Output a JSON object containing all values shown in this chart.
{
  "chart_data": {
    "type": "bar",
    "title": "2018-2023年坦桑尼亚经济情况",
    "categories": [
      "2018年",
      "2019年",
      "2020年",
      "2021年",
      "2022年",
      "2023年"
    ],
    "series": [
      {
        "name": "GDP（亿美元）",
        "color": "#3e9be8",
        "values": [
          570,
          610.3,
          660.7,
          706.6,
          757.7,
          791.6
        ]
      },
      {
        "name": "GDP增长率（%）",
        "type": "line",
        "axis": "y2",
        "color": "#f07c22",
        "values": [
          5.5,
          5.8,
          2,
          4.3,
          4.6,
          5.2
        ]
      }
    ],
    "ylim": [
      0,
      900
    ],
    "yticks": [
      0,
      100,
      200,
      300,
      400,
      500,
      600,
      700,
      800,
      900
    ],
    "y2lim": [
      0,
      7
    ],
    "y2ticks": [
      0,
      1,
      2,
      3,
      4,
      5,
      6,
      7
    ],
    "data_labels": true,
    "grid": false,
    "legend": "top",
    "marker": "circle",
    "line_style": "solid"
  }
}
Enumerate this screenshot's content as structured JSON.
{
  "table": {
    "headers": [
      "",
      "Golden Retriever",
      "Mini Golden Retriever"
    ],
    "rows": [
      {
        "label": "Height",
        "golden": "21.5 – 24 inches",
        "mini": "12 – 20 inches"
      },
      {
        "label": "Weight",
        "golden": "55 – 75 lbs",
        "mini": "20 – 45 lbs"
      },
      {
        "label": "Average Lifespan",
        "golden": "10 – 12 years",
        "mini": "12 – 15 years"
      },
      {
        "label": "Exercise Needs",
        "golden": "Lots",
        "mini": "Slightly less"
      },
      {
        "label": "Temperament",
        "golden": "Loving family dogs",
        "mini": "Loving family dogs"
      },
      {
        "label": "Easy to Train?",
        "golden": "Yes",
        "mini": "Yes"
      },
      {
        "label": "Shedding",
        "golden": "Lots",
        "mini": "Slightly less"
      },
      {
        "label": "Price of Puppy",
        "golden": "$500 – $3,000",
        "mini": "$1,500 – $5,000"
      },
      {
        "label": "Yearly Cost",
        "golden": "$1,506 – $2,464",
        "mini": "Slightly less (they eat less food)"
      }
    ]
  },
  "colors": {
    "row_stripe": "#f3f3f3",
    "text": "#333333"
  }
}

TASK REQUIREMENTS »
Return each entry from the material above exactly as it appears.

RESULT OF THE EXERCISE »
Output a JSON object containing all values shown in this chart.
{
  "chart_data": {
    "type": "bar",
    "title": "2018-2023年坦桑尼亚经济情况",
    "categories": [
      "2018年",
      "2019年",
      "2020年",
      "2021年",
      "2022年",
      "2023年"
    ],
    "series": [
      {
        "name": "GDP（亿美元）",
        "color": "#3e9be8",
        "values": [
          570,
          610.3,
          660.7,
          706.6,
          757.7,
          791.6
        ]
      },
      {
        "name": "GDP增长率（%）",
        "type": "line",
        "axis": "y2",
        "color": "#f07c22",
        "values": [
          5.5,
          5.8,
          2,
          4.3,
          4.6,
          5.2
        ]
      }
    ],
    "ylim": [
      0,
      900
    ],
    "yticks": [
      0,
      100,
      200,
      300,
      400,
      500,
      600,
      700,
      800,
      900
    ],
    "y2lim": [
      0,
      7
    ],
    "y2ticks": [
      0,
      1,
      2,
      3,
      4,
      5,
      6,
      7
    ],
    "data_labels": true,
    "grid": false,
    "legend": "top",
    "marker": "circle",
    "line_style": "solid"
  }
}
Enumerate this screenshot's content as structured JSON.
{
  "table": {
    "headers": [
      "",
      "Golden Retriever",
      "Mini Golden Retriever"
    ],
    "rows": [
      {
        "label": "Height",
        "golden": "21.5 – 24 inches",
        "mini": "12 – 20 inches"
      },
      {
        "label": "Weight",
        "golden": "55 – 75 lbs",
        "mini": "20 – 45 lbs"
      },
      {
        "label": "Average Lifespan",
        "golden": "10 – 12 years",
        "mini": "12 – 15 years"
      },
      {
        "label": "Exercise Needs",
        "golden": "Lots",
        "mini": "Slightly less"
      },
      {
        "label": "Temperament",
        "golden": "Loving family dogs",
        "mini": "Loving family dogs"
      },
      {
        "label": "Easy to Train?",
        "golden": "Yes",
        "mini": "Yes"
      },
      {
        "label": "Shedding",
        "golden": "Lots",
        "mini": "Slightly less"
      },
      {
        "label": "Price of Puppy",
        "golden": "$500 – $3,000",
        "mini": "$1,500 – $5,000"
      },
      {
        "label": "Yearly Cost",
        "golden": "$1,506 – $2,464",
        "mini": "Slightly less (they eat less food)"
      }
    ]
  },
  "colors": {
    "row_stripe": "#f3f3f3",
    "text": "#333333"
  }
}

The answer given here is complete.